◆ **RECORDS FOR THE TASK**:
* * * * *

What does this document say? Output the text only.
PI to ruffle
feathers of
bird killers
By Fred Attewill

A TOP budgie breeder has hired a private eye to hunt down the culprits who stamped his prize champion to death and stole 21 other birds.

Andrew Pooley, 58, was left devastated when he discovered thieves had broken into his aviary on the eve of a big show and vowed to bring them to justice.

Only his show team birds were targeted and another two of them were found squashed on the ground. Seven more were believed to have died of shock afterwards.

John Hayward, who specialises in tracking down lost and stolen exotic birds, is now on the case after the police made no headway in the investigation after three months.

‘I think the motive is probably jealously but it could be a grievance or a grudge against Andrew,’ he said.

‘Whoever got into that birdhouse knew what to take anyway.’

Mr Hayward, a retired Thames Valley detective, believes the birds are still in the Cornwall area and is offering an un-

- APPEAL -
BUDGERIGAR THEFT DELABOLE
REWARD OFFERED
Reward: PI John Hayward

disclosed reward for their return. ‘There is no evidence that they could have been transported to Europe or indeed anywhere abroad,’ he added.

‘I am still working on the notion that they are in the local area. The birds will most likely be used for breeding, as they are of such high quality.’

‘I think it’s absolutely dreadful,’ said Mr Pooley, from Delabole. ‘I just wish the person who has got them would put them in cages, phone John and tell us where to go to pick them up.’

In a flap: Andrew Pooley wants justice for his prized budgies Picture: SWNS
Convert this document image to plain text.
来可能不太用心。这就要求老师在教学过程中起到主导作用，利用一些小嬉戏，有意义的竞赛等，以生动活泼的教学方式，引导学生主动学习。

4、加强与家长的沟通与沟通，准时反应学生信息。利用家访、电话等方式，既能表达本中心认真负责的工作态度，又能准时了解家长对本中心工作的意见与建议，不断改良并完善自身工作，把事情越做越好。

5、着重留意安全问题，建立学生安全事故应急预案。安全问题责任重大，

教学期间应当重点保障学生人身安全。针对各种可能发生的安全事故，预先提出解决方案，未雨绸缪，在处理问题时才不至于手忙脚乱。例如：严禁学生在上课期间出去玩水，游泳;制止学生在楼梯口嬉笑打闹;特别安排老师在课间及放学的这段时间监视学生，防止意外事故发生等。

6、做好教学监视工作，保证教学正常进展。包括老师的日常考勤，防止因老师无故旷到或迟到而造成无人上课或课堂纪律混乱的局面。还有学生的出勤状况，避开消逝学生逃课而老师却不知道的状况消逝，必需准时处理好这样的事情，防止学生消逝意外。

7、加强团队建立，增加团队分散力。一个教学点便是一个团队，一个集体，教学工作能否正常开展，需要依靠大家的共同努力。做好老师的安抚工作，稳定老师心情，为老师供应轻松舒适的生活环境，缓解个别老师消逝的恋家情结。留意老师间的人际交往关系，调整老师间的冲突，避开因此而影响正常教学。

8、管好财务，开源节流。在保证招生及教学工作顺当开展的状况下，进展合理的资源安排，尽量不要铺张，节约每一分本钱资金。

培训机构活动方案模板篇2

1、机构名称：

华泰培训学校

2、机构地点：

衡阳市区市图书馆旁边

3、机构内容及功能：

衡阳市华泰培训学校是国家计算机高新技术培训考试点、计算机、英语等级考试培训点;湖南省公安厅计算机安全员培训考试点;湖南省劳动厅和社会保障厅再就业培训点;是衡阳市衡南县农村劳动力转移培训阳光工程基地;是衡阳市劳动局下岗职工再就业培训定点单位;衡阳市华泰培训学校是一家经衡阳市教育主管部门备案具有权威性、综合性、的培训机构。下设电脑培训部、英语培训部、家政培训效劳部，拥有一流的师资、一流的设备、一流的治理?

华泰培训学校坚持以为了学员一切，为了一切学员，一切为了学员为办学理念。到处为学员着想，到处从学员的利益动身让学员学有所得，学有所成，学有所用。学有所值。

* * * * *

◆ **EXERCISE AIM**:
Set all of the entries down again, exactly as they were given.

◆ **CORRECT OUTPUT**:
What does this document say? Output the text only.
PI to ruffle
feathers of
bird killers
By Fred Attewill

A TOP budgie breeder has hired a private eye to hunt down the culprits who stamped his prize champion to death and stole 21 other birds.

Andrew Pooley, 58, was left devastated when he discovered thieves had broken into his aviary on the eve of a big show and vowed to bring them to justice.

Only his show team birds were targeted and another two of them were found squashed on the ground. Seven more were believed to have died of shock afterwards.

John Hayward, who specialises in tracking down lost and stolen exotic birds, is now on the case after the police made no headway in the investigation after three months.

‘I think the motive is probably jealously but it could be a grievance or a grudge against Andrew,’ he said.

‘Whoever got into that birdhouse knew what to take anyway.’

Mr Hayward, a retired Thames Valley detective, believes the birds are still in the Cornwall area and is offering an un-

- APPEAL -
BUDGERIGAR THEFT DELABOLE
REWARD OFFERED
Reward: PI John Hayward

disclosed reward for their return. ‘There is no evidence that they could have been transported to Europe or indeed anywhere abroad,’ he added.

‘I am still working on the notion that they are in the local area. The birds will most likely be used for breeding, as they are of such high quality.’

‘I think it’s absolutely dreadful,’ said Mr Pooley, from Delabole. ‘I just wish the person who has got them would put them in cages, phone John and tell us where to go to pick them up.’

In a flap: Andrew Pooley wants justice for his prized budgies Picture: SWNS
Convert this document image to plain text.
来可能不太用心。这就要求老师在教学过程中起到主导作用，利用一些小嬉戏，有意义的竞赛等，以生动活泼的教学方式，引导学生主动学习。

4、加强与家长的沟通与沟通，准时反应学生信息。利用家访、电话等方式，既能表达本中心认真负责的工作态度，又能准时了解家长对本中心工作的意见与建议，不断改良并完善自身工作，把事情越做越好。

5、着重留意安全问题，建立学生安全事故应急预案。安全问题责任重大，

教学期间应当重点保障学生人身安全。针对各种可能发生的安全事故，预先提出解决方案，未雨绸缪，在处理问题时才不至于手忙脚乱。例如：严禁学生在上课期间出去玩水，游泳;制止学生在楼梯口嬉笑打闹;特别安排老师在课间及放学的这段时间监视学生，防止意外事故发生等。

6、做好教学监视工作，保证教学正常进展。包括老师的日常考勤，防止因老师无故旷到或迟到而造成无人上课或课堂纪律混乱的局面。还有学生的出勤状况，避开消逝学生逃课而老师却不知道的状况消逝，必需准时处理好这样的事情，防止学生消逝意外。

7、加强团队建立，增加团队分散力。一个教学点便是一个团队，一个集体，教学工作能否正常开展，需要依靠大家的共同努力。做好老师的安抚工作，稳定老师心情，为老师供应轻松舒适的生活环境，缓解个别老师消逝的恋家情结。留意老师间的人际交往关系，调整老师间的冲突，避开因此而影响正常教学。

8、管好财务，开源节流。在保证招生及教学工作顺当开展的状况下，进展合理的资源安排，尽量不要铺张，节约每一分本钱资金。

培训机构活动方案模板篇2

1、机构名称：

华泰培训学校

2、机构地点：

衡阳市区市图书馆旁边

3、机构内容及功能：

衡阳市华泰培训学校是国家计算机高新技术培训考试点、计算机、英语等级考试培训点;湖南省公安厅计算机安全员培训考试点;湖南省劳动厅和社会保障厅再就业培训点;是衡阳市衡南县农村劳动力转移培训阳光工程基地;是衡阳市劳动局下岗职工再就业培训定点单位;衡阳市华泰培训学校是一家经衡阳市教育主管部门备案具有权威性、综合性、的培训机构。下设电脑培训部、英语培训部、家政培训效劳部，拥有一流的师资、一流的设备、一流的治理?

华泰培训学校坚持以为了学员一切，为了一切学员，一切为了学员为办学理念。到处为学员着想，到处从学员的利益动身让学员学有所得，学有所成，学有所用。学有所值。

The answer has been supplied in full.